== Problem ==
Your task is to copy every line of this material exactly.

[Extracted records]
"""
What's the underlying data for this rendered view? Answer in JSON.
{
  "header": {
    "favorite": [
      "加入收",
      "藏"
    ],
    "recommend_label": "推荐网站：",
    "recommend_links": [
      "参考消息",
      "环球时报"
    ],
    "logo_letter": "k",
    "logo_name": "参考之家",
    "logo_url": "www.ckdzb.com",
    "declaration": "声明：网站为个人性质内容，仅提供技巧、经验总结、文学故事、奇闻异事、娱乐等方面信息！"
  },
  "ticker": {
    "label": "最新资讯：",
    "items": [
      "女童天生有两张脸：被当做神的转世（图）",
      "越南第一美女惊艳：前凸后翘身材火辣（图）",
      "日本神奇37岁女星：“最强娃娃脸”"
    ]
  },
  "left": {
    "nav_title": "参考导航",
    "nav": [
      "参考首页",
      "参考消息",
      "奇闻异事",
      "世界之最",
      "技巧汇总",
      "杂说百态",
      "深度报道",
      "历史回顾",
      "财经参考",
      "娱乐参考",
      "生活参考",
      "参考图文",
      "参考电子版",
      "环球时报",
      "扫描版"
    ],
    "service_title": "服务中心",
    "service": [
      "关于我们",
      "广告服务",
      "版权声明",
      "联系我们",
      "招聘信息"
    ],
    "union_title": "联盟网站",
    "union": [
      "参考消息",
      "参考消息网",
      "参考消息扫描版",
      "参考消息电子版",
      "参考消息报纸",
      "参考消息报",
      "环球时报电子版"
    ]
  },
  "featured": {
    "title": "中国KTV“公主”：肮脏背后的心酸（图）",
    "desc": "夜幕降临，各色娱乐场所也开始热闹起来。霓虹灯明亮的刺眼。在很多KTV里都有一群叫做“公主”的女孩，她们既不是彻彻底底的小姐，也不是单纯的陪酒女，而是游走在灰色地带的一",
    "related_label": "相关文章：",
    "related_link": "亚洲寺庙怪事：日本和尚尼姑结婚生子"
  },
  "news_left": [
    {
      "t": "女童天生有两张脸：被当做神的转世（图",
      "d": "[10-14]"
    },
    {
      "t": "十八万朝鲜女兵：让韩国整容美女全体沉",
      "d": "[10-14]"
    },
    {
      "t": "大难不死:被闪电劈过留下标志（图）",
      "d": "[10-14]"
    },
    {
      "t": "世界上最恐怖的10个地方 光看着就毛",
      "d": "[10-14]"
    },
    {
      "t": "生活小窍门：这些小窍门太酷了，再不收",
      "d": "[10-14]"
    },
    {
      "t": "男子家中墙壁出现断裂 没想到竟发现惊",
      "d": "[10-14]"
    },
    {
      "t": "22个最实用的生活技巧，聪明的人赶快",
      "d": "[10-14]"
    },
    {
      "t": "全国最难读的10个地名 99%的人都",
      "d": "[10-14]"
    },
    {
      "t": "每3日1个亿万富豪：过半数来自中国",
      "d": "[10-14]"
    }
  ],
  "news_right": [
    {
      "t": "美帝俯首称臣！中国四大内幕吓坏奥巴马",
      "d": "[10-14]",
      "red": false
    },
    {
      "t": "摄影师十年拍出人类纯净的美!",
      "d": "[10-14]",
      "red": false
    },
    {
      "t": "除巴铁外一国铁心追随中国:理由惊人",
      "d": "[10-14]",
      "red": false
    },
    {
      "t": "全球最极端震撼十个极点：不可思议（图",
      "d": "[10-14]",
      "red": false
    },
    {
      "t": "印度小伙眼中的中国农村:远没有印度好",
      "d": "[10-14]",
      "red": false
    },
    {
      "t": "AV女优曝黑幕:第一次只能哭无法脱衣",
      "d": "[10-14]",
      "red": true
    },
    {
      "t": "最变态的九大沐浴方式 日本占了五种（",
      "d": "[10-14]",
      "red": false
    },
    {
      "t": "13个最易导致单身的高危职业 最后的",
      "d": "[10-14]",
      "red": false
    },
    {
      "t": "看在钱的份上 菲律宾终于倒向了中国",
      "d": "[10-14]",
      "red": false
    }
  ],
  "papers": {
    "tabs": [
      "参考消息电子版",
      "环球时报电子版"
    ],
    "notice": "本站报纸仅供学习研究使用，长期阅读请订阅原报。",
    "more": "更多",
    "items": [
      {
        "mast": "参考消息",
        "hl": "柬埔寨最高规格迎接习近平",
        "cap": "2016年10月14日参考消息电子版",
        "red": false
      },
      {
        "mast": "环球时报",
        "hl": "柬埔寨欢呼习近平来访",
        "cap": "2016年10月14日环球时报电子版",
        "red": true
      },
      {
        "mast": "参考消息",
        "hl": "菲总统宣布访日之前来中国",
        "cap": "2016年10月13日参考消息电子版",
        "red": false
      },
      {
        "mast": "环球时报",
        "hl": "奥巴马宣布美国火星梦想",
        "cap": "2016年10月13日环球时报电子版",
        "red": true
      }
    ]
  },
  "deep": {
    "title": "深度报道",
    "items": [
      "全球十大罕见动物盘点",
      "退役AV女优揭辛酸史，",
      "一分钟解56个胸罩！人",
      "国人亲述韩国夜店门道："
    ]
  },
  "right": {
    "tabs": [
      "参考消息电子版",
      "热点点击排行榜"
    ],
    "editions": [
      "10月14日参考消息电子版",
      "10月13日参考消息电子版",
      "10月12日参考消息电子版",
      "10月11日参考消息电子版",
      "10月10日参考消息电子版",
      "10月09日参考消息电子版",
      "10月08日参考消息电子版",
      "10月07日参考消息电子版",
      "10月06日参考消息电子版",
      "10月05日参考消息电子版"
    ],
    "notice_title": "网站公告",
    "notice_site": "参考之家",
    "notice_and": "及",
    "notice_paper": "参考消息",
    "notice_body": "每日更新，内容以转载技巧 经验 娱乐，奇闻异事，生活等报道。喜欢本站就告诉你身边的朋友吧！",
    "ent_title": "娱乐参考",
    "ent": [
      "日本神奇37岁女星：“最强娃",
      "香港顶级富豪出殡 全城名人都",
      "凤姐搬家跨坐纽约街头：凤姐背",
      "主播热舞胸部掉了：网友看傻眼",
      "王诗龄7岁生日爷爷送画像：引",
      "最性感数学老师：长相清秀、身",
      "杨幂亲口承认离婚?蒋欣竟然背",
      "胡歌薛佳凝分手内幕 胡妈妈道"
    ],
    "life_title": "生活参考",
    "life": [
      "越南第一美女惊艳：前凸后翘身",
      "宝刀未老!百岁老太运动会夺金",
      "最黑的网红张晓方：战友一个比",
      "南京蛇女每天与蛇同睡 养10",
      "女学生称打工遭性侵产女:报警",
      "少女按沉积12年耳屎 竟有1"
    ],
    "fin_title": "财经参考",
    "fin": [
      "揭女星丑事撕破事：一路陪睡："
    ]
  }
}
"""
== Result ==
What's the underlying data for this rendered view? Answer in JSON.
{
  "header": {
    "favorite": [
      "加入收",
      "藏"
    ],
    "recommend_label": "推荐网站：",
    "recommend_links": [
      "参考消息",
      "环球时报"
    ],
    "logo_letter": "k",
    "logo_name": "参考之家",
    "logo_url": "www.ckdzb.com",
    "declaration": "声明：网站为个人性质内容，仅提供技巧、经验总结、文学故事、奇闻异事、娱乐等方面信息！"
  },
  "ticker": {
    "label": "最新资讯：",
    "items": [
      "女童天生有两张脸：被当做神的转世（图）",
      "越南第一美女惊艳：前凸后翘身材火辣（图）",
      "日本神奇37岁女星：“最强娃娃脸”"
    ]
  },
  "left": {
    "nav_title": "参考导航",
    "nav": [
      "参考首页",
      "参考消息",
      "奇闻异事",
      "世界之最",
      "技巧汇总",
      "杂说百态",
      "深度报道",
      "历史回顾",
      "财经参考",
      "娱乐参考",
      "生活参考",
      "参考图文",
      "参考电子版",
      "环球时报",
      "扫描版"
    ],
    "service_title": "服务中心",
    "service": [
      "关于我们",
      "广告服务",
      "版权声明",
      "联系我们",
      "招聘信息"
    ],
    "union_title": "联盟网站",
    "union": [
      "参考消息",
      "参考消息网",
      "参考消息扫描版",
      "参考消息电子版",
      "参考消息报纸",
      "参考消息报",
      "环球时报电子版"
    ]
  },
  "featured": {
    "title": "中国KTV“公主”：肮脏背后的心酸（图）",
    "desc": "夜幕降临，各色娱乐场所也开始热闹起来。霓虹灯明亮的刺眼。在很多KTV里都有一群叫做“公主”的女孩，她们既不是彻彻底底的小姐，也不是单纯的陪酒女，而是游走在灰色地带的一",
    "related_label": "相关文章：",
    "related_link": "亚洲寺庙怪事：日本和尚尼姑结婚生子"
  },
  "news_left": [
    {
      "t": "女童天生有两张脸：被当做神的转世（图",
      "d": "[10-14]"
    },
    {
      "t": "十八万朝鲜女兵：让韩国整容美女全体沉",
      "d": "[10-14]"
    },
    {
      "t": "大难不死:被闪电劈过留下标志（图）",
      "d": "[10-14]"
    },
    {
      "t": "世界上最恐怖的10个地方 光看着就毛",
      "d": "[10-14]"
    },
    {
      "t": "生活小窍门：这些小窍门太酷了，再不收",
      "d": "[10-14]"
    },
    {
      "t": "男子家中墙壁出现断裂 没想到竟发现惊",
      "d": "[10-14]"
    },
    {
      "t": "22个最实用的生活技巧，聪明的人赶快",
      "d": "[10-14]"
    },
    {
      "t": "全国最难读的10个地名 99%的人都",
      "d": "[10-14]"
    },
    {
      "t": "每3日1个亿万富豪：过半数来自中国",
      "d": "[10-14]"
    }
  ],
  "news_right": [
    {
      "t": "美帝俯首称臣！中国四大内幕吓坏奥巴马",
      "d": "[10-14]",
      "red": false
    },
    {
      "t": "摄影师十年拍出人类纯净的美!",
      "d": "[10-14]",
      "red": false
    },
    {
      "t": "除巴铁外一国铁心追随中国:理由惊人",
      "d": "[10-14]",
      "red": false
    },
    {
      "t": "全球最极端震撼十个极点：不可思议（图",
      "d": "[10-14]",
      "red": false
    },
    {
      "t": "印度小伙眼中的中国农村:远没有印度好",
      "d": "[10-14]",
      "red": false
    },
    {
      "t": "AV女优曝黑幕:第一次只能哭无法脱衣",
      "d": "[10-14]",
      "red": true
    },
    {
      "t": "最变态的九大沐浴方式 日本占了五种（",
      "d": "[10-14]",
      "red": false
    },
    {
      "t": "13个最易导致单身的高危职业 最后的",
      "d": "[10-14]",
      "red": false
    },
    {
      "t": "看在钱的份上 菲律宾终于倒向了中国",
      "d": "[10-14]",
      "red": false
    }
  ],
  "papers": {
    "tabs": [
      "参考消息电子版",
      "环球时报电子版"
    ],
    "notice": "本站报纸仅供学习研究使用，长期阅读请订阅原报。",
    "more": "更多",
    "items": [
      {
        "mast": "参考消息",
        "hl": "柬埔寨最高规格迎接习近平",
        "cap": "2016年10月14日参考消息电子版",
        "red": false
      },
      {
        "mast": "环球时报",
        "hl": "柬埔寨欢呼习近平来访",
        "cap": "2016年10月14日环球时报电子版",
        "red": true
      },
      {
        "mast": "参考消息",
        "hl": "菲总统宣布访日之前来中国",
        "cap": "2016年10月13日参考消息电子版",
        "red": false
      },
      {
        "mast": "环球时报",
        "hl": "奥巴马宣布美国火星梦想",
        "cap": "2016年10月13日环球时报电子版",
        "red": true
      }
    ]
  },
  "deep": {
    "title": "深度报道",
    "items": [
      "全球十大罕见动物盘点",
      "退役AV女优揭辛酸史，",
      "一分钟解56个胸罩！人",
      "国人亲述韩国夜店门道："
    ]
  },
  "right": {
    "tabs": [
      "参考消息电子版",
      "热点点击排行榜"
    ],
    "editions": [
      "10月14日参考消息电子版",
      "10月13日参考消息电子版",
      "10月12日参考消息电子版",
      "10月11日参考消息电子版",
      "10月10日参考消息电子版",
      "10月09日参考消息电子版",
      "10月08日参考消息电子版",
      "10月07日参考消息电子版",
      "10月06日参考消息电子版",
      "10月05日参考消息电子版"
    ],
    "notice_title": "网站公告",
    "notice_site": "参考之家",
    "notice_and": "及",
    "notice_paper": "参考消息",
    "notice_body": "每日更新，内容以转载技巧 经验 娱乐，奇闻异事，生活等报道。喜欢本站就告诉你身边的朋友吧！",
    "ent_title": "娱乐参考",
    "ent": [
      "日本神奇37岁女星：“最强娃",
      "香港顶级富豪出殡 全城名人都",
      "凤姐搬家跨坐纽约街头：凤姐背",
      "主播热舞胸部掉了：网友看傻眼",
      "王诗龄7岁生日爷爷送画像：引",
      "最性感数学老师：长相清秀、身",
      "杨幂亲口承认离婚?蒋欣竟然背",
      "胡歌薛佳凝分手内幕 胡妈妈道"
    ],
    "life_title": "生活参考",
    "life": [
      "越南第一美女惊艳：前凸后翘身",
      "宝刀未老!百岁老太运动会夺金",
      "最黑的网红张晓方：战友一个比",
      "南京蛇女每天与蛇同睡 养10",
      "女学生称打工遭性侵产女:报警",
      "少女按沉积12年耳屎 竟有1"
    ],
    "fin_title": "财经参考",
    "fin": [
      "揭女星丑事撕破事：一路陪睡："
    ]
  }
}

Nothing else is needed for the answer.